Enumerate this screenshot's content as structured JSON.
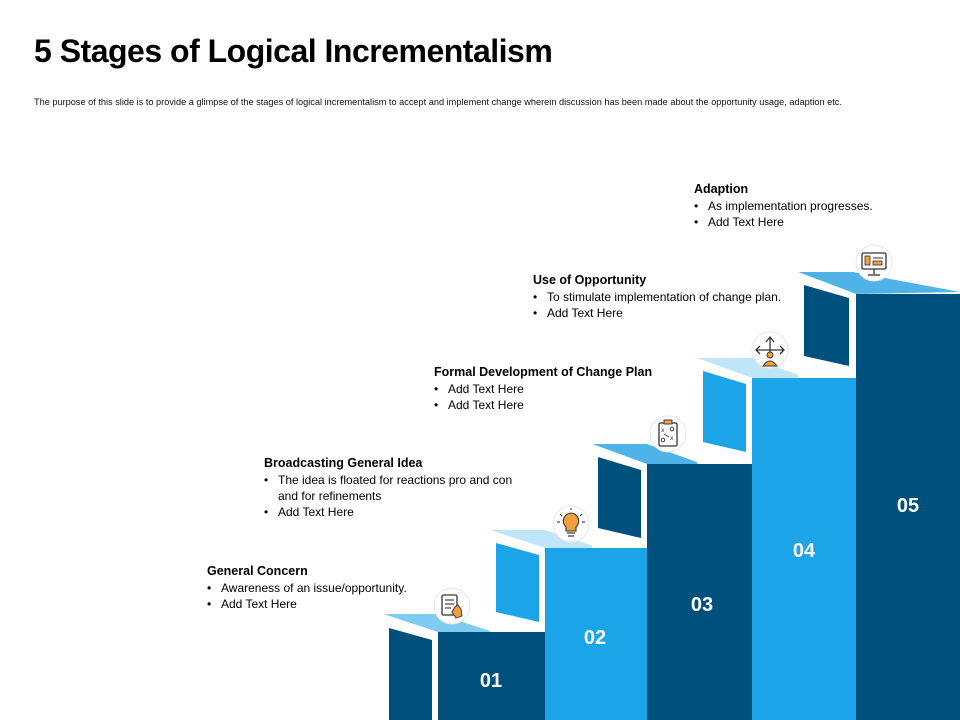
{
  "page": {
    "title": "5 Stages of Logical Incrementalism",
    "subtitle": "The purpose of this slide is to provide a glimpse of the stages of logical incrementalism to accept and implement change wherein discussion has been made about the opportunity usage, adaption etc."
  },
  "colors": {
    "dark": "#00507E",
    "light": "#1BA5E8",
    "top_light": "#7FCBF1",
    "top_dark": "#4FB3E8",
    "icon_accent": "#F2A03C"
  },
  "stages": [
    {
      "number": "01",
      "title": "General Concern",
      "bullets": [
        "Awareness  of an issue/opportunity.",
        "Add Text Here"
      ],
      "icon": "checklist-hand-icon"
    },
    {
      "number": "02",
      "title": "Broadcasting General Idea",
      "bullets": [
        "The idea is floated for reactions pro and con and for refinements",
        "Add Text Here"
      ],
      "icon": "lightbulb-icon"
    },
    {
      "number": "03",
      "title": "Formal Development of Change Plan",
      "bullets": [
        "Add Text Here",
        "Add Text Here"
      ],
      "icon": "strategy-board-icon"
    },
    {
      "number": "04",
      "title": "Use of Opportunity",
      "bullets": [
        "To stimulate implementation of change plan.",
        "Add Text Here"
      ],
      "icon": "person-directions-icon"
    },
    {
      "number": "05",
      "title": "Adaption",
      "bullets": [
        "As implementation progresses.",
        "Add Text Here"
      ],
      "icon": "monitor-dashboard-icon"
    }
  ]
}
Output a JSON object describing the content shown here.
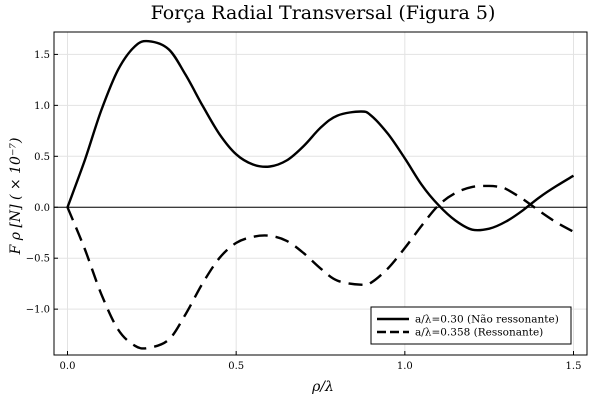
{
  "chart_data": {
    "type": "line",
    "title": "Força Radial Transversal (Figura 5)",
    "xlabel": "ρ/λ",
    "ylabel": "F ρ [N]  ( × 10⁻⁷)",
    "xlim": [
      -0.04,
      1.54
    ],
    "ylim": [
      -1.45,
      1.72
    ],
    "xticks": [
      0.0,
      0.5,
      1.0,
      1.5
    ],
    "xtick_labels": [
      "0.0",
      "0.5",
      "1.0",
      "1.5"
    ],
    "yticks": [
      -1.0,
      -0.5,
      0.0,
      0.5,
      1.0,
      1.5
    ],
    "ytick_labels": [
      "−1.0",
      "−0.5",
      "0.0",
      "0.5",
      "1.0",
      "1.5"
    ],
    "grid": true,
    "legend_position": "bottom-right",
    "zero_line": true,
    "series": [
      {
        "name": "a/λ=0.30 (Não ressonante)",
        "style": "solid",
        "x": [
          0.0,
          0.05,
          0.1,
          0.15,
          0.2,
          0.24,
          0.3,
          0.35,
          0.4,
          0.45,
          0.5,
          0.55,
          0.6,
          0.65,
          0.7,
          0.75,
          0.8,
          0.87,
          0.9,
          0.95,
          1.0,
          1.05,
          1.1,
          1.15,
          1.2,
          1.25,
          1.3,
          1.35,
          1.4,
          1.45,
          1.5
        ],
        "y": [
          0.0,
          0.45,
          0.95,
          1.35,
          1.58,
          1.63,
          1.55,
          1.3,
          1.0,
          0.72,
          0.52,
          0.42,
          0.4,
          0.46,
          0.6,
          0.78,
          0.9,
          0.94,
          0.9,
          0.72,
          0.48,
          0.22,
          0.02,
          -0.13,
          -0.22,
          -0.21,
          -0.14,
          -0.03,
          0.1,
          0.21,
          0.31
        ]
      },
      {
        "name": "a/λ=0.358 (Ressonante)",
        "style": "dashed",
        "x": [
          0.0,
          0.05,
          0.1,
          0.15,
          0.2,
          0.24,
          0.3,
          0.35,
          0.4,
          0.45,
          0.5,
          0.55,
          0.6,
          0.65,
          0.7,
          0.75,
          0.8,
          0.87,
          0.9,
          0.95,
          1.0,
          1.05,
          1.1,
          1.15,
          1.2,
          1.25,
          1.28,
          1.3,
          1.35,
          1.4,
          1.45,
          1.5
        ],
        "y": [
          0.0,
          -0.4,
          -0.85,
          -1.2,
          -1.36,
          -1.38,
          -1.3,
          -1.05,
          -0.75,
          -0.5,
          -0.35,
          -0.29,
          -0.28,
          -0.33,
          -0.45,
          -0.6,
          -0.72,
          -0.76,
          -0.74,
          -0.6,
          -0.4,
          -0.18,
          0.02,
          0.14,
          0.2,
          0.21,
          0.2,
          0.18,
          0.08,
          -0.04,
          -0.15,
          -0.24
        ]
      }
    ]
  }
}
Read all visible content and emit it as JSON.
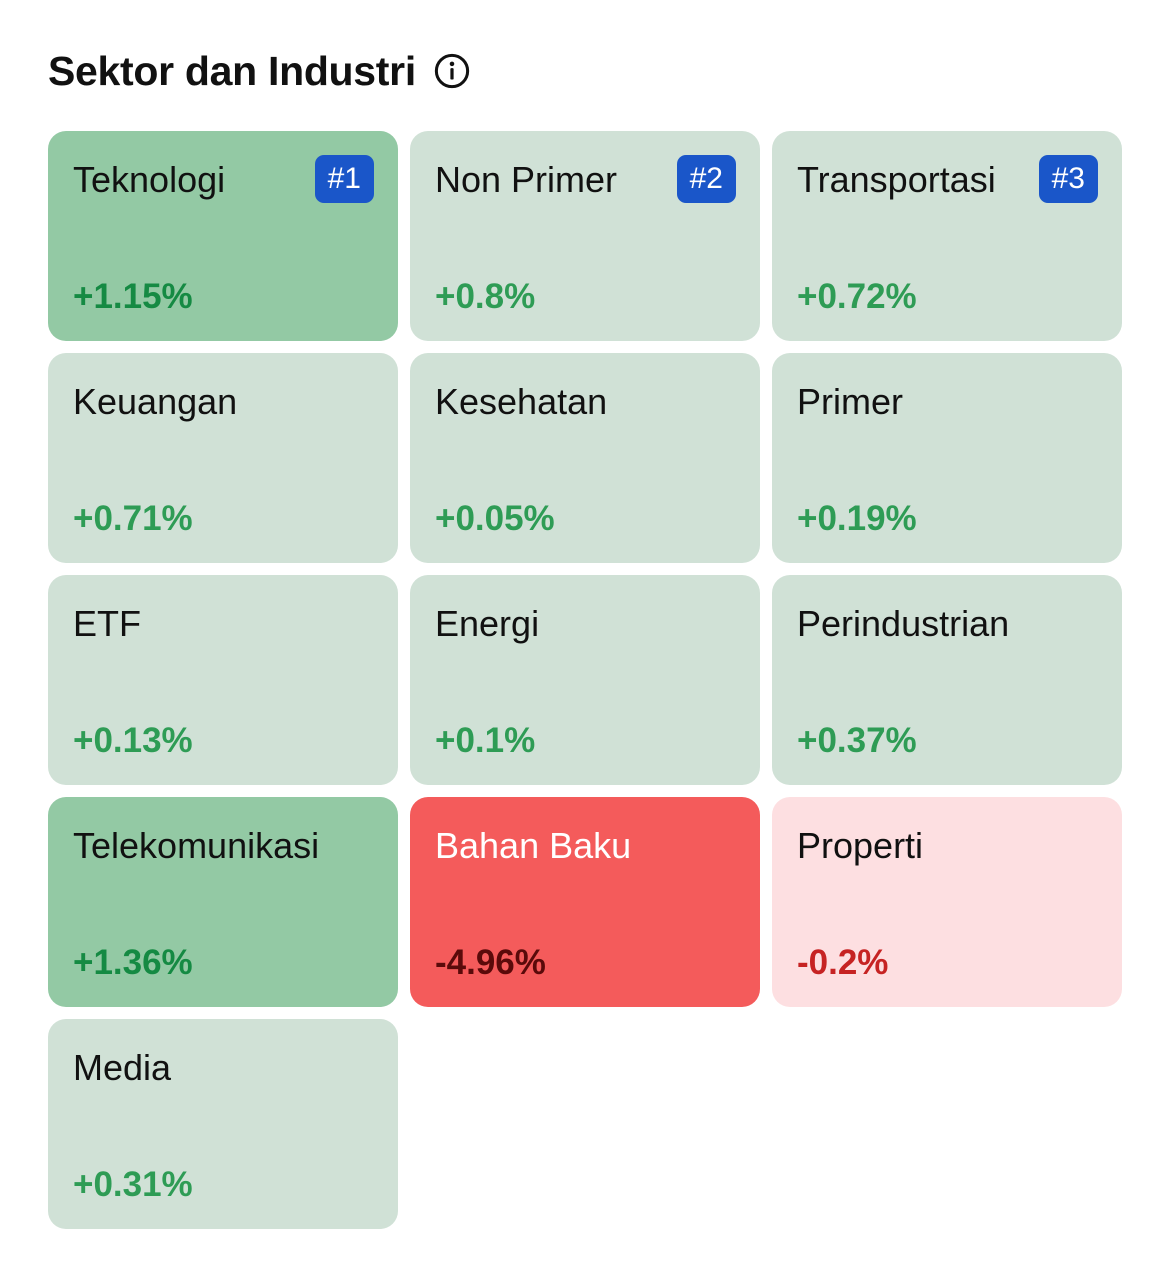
{
  "header": {
    "title": "Sektor dan Industri",
    "info_icon": "info-circle-icon"
  },
  "colors": {
    "strong_green_bg": "#93c9a4",
    "light_green_bg": "#d0e1d6",
    "strong_red_bg": "#f45b5b",
    "light_red_bg": "#fddfe1",
    "green_text_on_light": "#2e9c55",
    "green_text_on_strong": "#158a43",
    "red_text": "#c62323",
    "dark_red_text": "#5a0a0a",
    "badge_bg": "#1a56c9"
  },
  "sectors": [
    {
      "name": "Teknologi",
      "change": "+1.15%",
      "rank": "#1",
      "tone": "strong_green"
    },
    {
      "name": "Non Primer",
      "change": "+0.8%",
      "rank": "#2",
      "tone": "light_green"
    },
    {
      "name": "Transportasi",
      "change": "+0.72%",
      "rank": "#3",
      "tone": "light_green"
    },
    {
      "name": "Keuangan",
      "change": "+0.71%",
      "rank": "",
      "tone": "light_green"
    },
    {
      "name": "Kesehatan",
      "change": "+0.05%",
      "rank": "",
      "tone": "light_green"
    },
    {
      "name": "Primer",
      "change": "+0.19%",
      "rank": "",
      "tone": "light_green"
    },
    {
      "name": "ETF",
      "change": "+0.13%",
      "rank": "",
      "tone": "light_green"
    },
    {
      "name": "Energi",
      "change": "+0.1%",
      "rank": "",
      "tone": "light_green"
    },
    {
      "name": "Perindustrian",
      "change": "+0.37%",
      "rank": "",
      "tone": "light_green"
    },
    {
      "name": "Telekomunikasi",
      "change": "+1.36%",
      "rank": "",
      "tone": "strong_green"
    },
    {
      "name": "Bahan Baku",
      "change": "-4.96%",
      "rank": "",
      "tone": "strong_red"
    },
    {
      "name": "Properti",
      "change": "-0.2%",
      "rank": "",
      "tone": "light_red"
    },
    {
      "name": "Media",
      "change": "+0.31%",
      "rank": "",
      "tone": "light_green"
    }
  ]
}
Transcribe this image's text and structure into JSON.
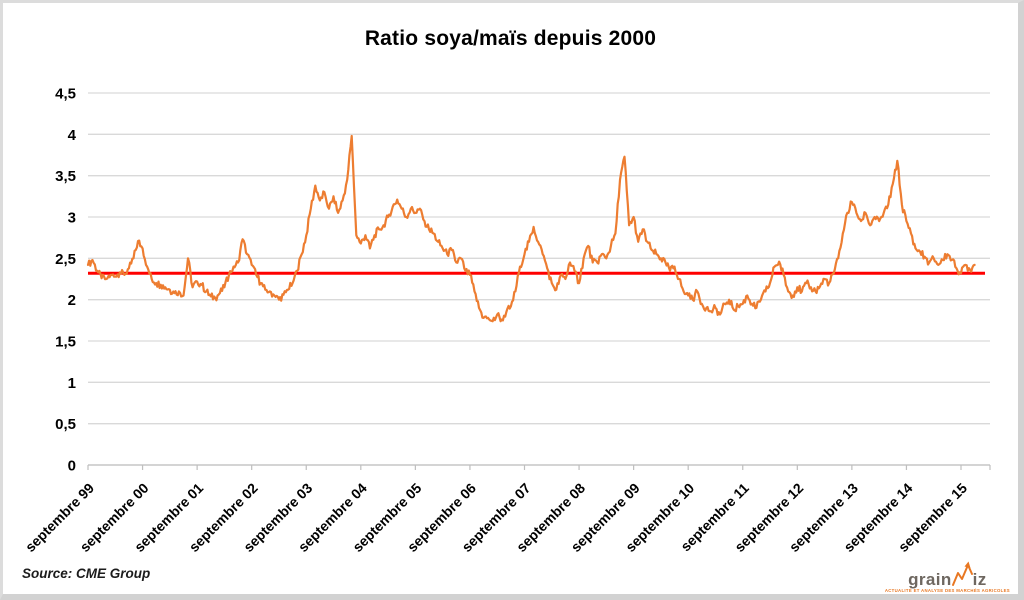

Task prompt> Locate the word "General" in the data above. Copy every line carrying it.

Written response>
      "title": "General Concern",
      "title": "Broadcasting General Idea",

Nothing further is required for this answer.